# Task description:
Find every line with the word "what". Copy those lines.

— BEGIN Dataset records —

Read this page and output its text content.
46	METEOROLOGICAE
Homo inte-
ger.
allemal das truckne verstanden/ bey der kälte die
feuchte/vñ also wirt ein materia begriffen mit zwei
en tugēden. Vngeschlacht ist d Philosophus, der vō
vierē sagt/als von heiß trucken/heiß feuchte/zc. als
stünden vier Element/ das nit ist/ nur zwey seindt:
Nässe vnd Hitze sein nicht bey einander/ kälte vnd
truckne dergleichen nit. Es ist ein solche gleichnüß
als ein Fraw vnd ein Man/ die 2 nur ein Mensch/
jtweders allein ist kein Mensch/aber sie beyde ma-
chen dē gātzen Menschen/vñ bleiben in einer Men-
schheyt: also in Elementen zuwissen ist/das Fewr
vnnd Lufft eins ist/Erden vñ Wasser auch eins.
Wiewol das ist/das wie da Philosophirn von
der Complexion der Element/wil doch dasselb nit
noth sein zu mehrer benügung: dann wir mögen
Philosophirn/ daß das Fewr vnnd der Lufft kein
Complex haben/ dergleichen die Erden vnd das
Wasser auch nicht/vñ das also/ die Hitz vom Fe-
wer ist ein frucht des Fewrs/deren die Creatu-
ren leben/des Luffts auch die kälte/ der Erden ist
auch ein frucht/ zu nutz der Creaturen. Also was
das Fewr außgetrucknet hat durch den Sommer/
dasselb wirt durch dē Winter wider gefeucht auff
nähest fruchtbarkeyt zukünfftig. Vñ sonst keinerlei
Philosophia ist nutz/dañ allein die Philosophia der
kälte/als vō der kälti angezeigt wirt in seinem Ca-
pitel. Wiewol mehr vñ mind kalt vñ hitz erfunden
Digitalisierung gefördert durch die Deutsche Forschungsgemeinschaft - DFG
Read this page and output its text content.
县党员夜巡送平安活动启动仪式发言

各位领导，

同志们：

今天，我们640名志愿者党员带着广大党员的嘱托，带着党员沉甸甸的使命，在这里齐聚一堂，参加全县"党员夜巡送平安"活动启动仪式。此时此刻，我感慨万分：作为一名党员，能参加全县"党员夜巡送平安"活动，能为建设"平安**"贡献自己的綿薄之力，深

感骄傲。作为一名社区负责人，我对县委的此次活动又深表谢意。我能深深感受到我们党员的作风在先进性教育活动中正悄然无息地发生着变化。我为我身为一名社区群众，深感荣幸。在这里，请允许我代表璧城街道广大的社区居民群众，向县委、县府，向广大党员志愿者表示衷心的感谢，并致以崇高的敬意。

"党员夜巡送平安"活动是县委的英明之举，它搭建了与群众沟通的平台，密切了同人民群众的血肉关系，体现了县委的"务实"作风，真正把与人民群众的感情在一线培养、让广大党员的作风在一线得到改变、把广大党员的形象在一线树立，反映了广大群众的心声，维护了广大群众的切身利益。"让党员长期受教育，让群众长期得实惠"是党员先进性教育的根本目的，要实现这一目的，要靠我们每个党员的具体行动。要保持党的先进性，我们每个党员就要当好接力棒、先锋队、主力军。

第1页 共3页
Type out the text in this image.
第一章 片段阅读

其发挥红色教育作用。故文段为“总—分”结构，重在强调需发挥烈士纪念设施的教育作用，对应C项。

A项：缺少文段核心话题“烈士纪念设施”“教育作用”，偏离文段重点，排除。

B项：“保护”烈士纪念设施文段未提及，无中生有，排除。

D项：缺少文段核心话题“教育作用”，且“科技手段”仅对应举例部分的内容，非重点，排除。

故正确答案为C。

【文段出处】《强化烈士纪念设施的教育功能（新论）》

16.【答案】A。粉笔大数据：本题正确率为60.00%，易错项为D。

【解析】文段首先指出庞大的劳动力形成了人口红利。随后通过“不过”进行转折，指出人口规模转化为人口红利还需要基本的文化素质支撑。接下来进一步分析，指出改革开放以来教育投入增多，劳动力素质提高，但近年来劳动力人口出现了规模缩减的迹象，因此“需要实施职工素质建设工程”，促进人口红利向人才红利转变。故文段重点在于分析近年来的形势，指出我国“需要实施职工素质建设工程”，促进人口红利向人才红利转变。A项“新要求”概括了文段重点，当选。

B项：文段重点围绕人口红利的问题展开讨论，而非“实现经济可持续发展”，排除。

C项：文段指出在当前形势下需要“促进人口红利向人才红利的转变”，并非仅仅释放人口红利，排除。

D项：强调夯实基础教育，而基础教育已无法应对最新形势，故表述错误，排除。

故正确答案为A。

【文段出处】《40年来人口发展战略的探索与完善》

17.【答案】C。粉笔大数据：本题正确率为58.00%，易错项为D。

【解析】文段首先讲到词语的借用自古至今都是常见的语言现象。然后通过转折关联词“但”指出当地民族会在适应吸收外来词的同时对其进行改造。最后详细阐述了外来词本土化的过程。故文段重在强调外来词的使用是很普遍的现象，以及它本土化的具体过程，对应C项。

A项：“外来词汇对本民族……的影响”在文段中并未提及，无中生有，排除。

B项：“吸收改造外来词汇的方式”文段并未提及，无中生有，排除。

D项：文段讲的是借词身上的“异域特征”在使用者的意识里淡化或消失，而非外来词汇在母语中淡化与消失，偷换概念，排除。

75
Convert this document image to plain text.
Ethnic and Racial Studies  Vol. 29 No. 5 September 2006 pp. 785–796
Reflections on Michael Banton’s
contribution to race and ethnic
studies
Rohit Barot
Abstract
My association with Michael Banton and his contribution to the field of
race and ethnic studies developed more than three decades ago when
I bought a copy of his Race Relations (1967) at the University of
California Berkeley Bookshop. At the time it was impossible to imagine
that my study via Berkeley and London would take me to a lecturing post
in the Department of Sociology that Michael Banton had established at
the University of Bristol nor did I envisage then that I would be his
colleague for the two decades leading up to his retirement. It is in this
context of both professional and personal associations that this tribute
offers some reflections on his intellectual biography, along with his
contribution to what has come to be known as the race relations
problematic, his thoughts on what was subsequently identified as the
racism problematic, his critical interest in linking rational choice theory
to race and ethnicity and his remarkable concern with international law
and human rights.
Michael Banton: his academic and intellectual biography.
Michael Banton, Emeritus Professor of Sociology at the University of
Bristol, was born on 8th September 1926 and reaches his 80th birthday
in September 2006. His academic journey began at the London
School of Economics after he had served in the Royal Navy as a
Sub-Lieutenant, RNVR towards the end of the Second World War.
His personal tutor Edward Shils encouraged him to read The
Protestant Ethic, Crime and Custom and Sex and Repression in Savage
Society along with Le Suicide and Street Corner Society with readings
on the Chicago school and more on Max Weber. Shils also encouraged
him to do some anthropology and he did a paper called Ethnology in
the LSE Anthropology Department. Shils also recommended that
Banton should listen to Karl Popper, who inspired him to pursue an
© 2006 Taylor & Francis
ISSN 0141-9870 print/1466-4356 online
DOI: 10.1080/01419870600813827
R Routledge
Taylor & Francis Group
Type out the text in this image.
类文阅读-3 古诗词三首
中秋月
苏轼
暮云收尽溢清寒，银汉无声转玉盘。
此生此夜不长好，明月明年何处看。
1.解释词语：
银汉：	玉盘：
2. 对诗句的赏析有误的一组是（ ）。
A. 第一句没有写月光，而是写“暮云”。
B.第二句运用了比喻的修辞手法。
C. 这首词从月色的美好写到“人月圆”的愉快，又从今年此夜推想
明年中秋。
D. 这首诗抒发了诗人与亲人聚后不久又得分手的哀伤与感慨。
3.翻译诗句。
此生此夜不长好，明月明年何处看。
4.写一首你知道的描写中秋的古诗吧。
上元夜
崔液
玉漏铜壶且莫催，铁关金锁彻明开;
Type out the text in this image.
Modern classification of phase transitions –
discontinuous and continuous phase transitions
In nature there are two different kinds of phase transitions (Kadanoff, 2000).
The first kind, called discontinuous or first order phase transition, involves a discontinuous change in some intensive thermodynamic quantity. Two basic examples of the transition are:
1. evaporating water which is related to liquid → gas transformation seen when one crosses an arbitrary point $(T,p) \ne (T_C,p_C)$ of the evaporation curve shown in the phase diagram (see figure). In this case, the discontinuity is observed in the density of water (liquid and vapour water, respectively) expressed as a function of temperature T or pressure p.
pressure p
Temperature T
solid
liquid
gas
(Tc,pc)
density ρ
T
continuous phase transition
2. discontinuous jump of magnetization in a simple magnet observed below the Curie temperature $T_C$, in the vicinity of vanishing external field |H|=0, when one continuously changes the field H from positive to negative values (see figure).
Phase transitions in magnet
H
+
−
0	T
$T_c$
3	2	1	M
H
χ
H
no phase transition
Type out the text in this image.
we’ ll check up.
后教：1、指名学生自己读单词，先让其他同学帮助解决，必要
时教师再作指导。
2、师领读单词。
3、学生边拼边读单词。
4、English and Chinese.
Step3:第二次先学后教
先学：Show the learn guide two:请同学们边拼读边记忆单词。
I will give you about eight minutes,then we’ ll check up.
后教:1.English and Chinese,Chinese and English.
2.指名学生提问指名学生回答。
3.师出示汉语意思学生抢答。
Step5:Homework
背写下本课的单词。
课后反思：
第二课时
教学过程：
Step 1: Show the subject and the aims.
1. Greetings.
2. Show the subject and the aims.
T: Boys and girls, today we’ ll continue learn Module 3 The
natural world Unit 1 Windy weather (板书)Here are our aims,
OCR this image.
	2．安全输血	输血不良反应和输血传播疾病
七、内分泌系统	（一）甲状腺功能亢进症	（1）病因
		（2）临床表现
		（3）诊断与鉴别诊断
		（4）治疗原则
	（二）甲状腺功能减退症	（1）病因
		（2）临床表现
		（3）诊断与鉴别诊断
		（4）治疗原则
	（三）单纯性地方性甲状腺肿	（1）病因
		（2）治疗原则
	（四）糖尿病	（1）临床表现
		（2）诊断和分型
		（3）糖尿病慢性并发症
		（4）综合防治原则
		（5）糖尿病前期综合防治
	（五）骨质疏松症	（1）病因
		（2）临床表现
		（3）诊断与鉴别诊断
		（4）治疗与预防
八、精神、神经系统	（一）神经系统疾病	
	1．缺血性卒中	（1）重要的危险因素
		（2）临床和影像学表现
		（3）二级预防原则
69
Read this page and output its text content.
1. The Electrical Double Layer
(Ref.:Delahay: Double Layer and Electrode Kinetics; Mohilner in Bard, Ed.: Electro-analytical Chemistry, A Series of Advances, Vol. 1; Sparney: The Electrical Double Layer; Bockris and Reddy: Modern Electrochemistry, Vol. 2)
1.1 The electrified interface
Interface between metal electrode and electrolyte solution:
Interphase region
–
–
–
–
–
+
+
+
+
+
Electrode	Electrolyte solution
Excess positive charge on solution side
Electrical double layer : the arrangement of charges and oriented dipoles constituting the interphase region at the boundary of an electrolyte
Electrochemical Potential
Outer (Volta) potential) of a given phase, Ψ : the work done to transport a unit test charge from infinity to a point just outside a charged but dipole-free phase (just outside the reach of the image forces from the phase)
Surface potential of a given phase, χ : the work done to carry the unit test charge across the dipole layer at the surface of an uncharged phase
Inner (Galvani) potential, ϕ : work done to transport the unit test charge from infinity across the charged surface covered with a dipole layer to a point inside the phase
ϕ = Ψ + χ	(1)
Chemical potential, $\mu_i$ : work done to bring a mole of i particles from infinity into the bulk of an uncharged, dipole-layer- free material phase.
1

— END Dataset records —

# Response to the task:
contribution to what has come to be known as the race relations
problematic, his thoughts on what was subsequently identified as the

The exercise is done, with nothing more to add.